Written problem 1: Using the page excerpt on attention heads, explain in one to three sentences why each head in ANDREA-120M works on 64-dimensional vectors.

Width Splits Across Heads
A Single Head Sees One Pattern
Activity 67 covered scaled dot-product attention: a query vector Q, a key vector K, a value vector V; compute Q·Kᵀ/√d_k, mask, softmax, weight V. One head learns one relationship pattern: maybe subject-verb agreement, maybe punctuation pairing, maybe nothing useful.
Multi-head attention runs that same operation in parallel, several times, on different slices of a token's representation. Twelve parallel heads. Twelve possible relationship patterns. Heads specialize through training pressure alone; no architect tells head 4 to look at verb tense.
The Split Relation
ANDREA-120M sets d_model = 768 & n_head = 12. Multi-head attention splits 768 into 12 chunks of 64 each:
head_dim = d_model / n_head
64 = 768 / 12
Every head operates on 64-dim vectors. The split applies cleanly: d_model must divide by n_head with zero remainder. Configurations that violate this fail at config validation, not at runtime.

Material provided:
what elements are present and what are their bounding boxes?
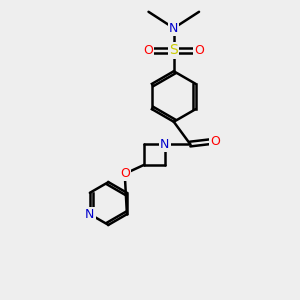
- Text: O: O: [194, 44, 204, 57]
- Text: O: O: [120, 167, 130, 180]
- Text: N: N: [160, 138, 170, 151]
- Text: N: N: [85, 208, 94, 221]
- Text: N: N: [169, 22, 178, 34]
- Text: O: O: [144, 44, 154, 57]
- Text: S: S: [169, 44, 178, 57]
- Text: O: O: [211, 135, 220, 148]
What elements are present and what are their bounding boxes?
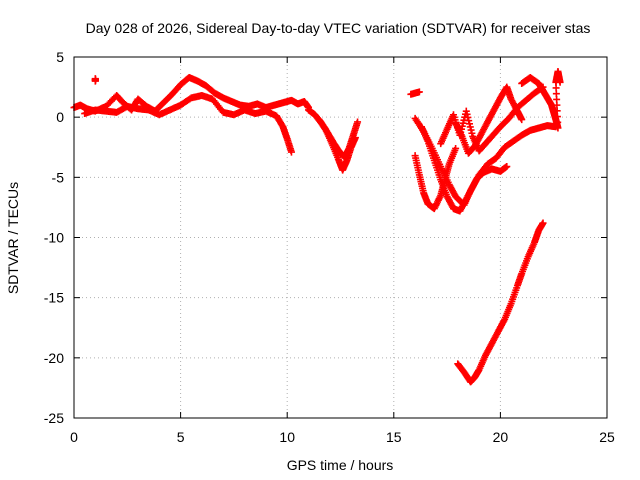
x-tick-label: 5 xyxy=(177,429,185,445)
data-point xyxy=(556,78,564,86)
series-e xyxy=(91,75,99,85)
y-tick-label: -15 xyxy=(44,290,64,306)
y-tick-label: -20 xyxy=(44,350,64,366)
x-tick-label: 20 xyxy=(493,429,509,445)
data-marks xyxy=(70,67,564,386)
data-point xyxy=(452,144,460,152)
series-k xyxy=(452,83,526,157)
data-point xyxy=(503,163,511,171)
data-point xyxy=(354,118,362,126)
x-tick-label: 10 xyxy=(279,429,295,445)
series-l xyxy=(518,67,564,132)
data-point xyxy=(518,116,526,124)
data-point xyxy=(415,88,423,96)
data-point xyxy=(91,77,99,85)
data-point xyxy=(351,134,359,142)
series-j xyxy=(437,83,547,155)
chart-title: Day 028 of 2026, Sidereal Day-to-day VTE… xyxy=(86,20,591,36)
x-tick-label: 15 xyxy=(386,429,402,445)
series-m xyxy=(454,219,547,386)
y-tick-label: 5 xyxy=(56,49,64,65)
y-tick-label: -10 xyxy=(44,230,64,246)
series-f xyxy=(407,88,423,98)
y-tick-label: -25 xyxy=(44,410,64,426)
series-b xyxy=(81,92,295,156)
x-axis-label: GPS time / hours xyxy=(287,457,394,473)
y-tick-label: 0 xyxy=(56,109,64,125)
x-tick-label: 25 xyxy=(599,429,615,445)
series-d xyxy=(315,116,359,174)
y-tick-labels: 5 0 -5 -10 -15 -20 -25 xyxy=(44,49,64,426)
y-tick-label: -5 xyxy=(52,169,65,185)
series-i xyxy=(411,114,511,209)
plot-frame xyxy=(73,56,608,419)
y-axis-label: SDTVAR / TECUs xyxy=(5,182,21,294)
data-point xyxy=(287,148,295,156)
x-tick-label: 0 xyxy=(70,429,78,445)
x-tick-labels: 0 5 10 15 20 25 xyxy=(70,429,615,445)
data-point xyxy=(539,219,547,227)
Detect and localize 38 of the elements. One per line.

Written problem 2: In the records, begin at the line that has "x-tick-label: 5 xyxy=(177,429,185,445)" and stop after the line that has "data-marks xyxy=(70,67,564,386)". Write those lines out again with "x-tick-label" swapped for "x-axis-tick" and nothing else changed.

Worked answer 1: ANDREA-120M sets d_model = 768 and n_head = 12. Multi-head attention splits the 768 dimensions evenly across the 12 heads, so head_dim = d_model / n_head = 768 / 12 = 64.

Worked answer 2:
x-axis-tick: 5 xyxy=(177,429,185,445)
data-point xyxy=(556,78,564,86)
series-e xyxy=(91,75,99,85)
y-tick-label: -15 xyxy=(44,290,64,306)
y-tick-label: -20 xyxy=(44,350,64,366)
x-axis-tick: 20 xyxy=(493,429,509,445)
data-marks xyxy=(70,67,564,386)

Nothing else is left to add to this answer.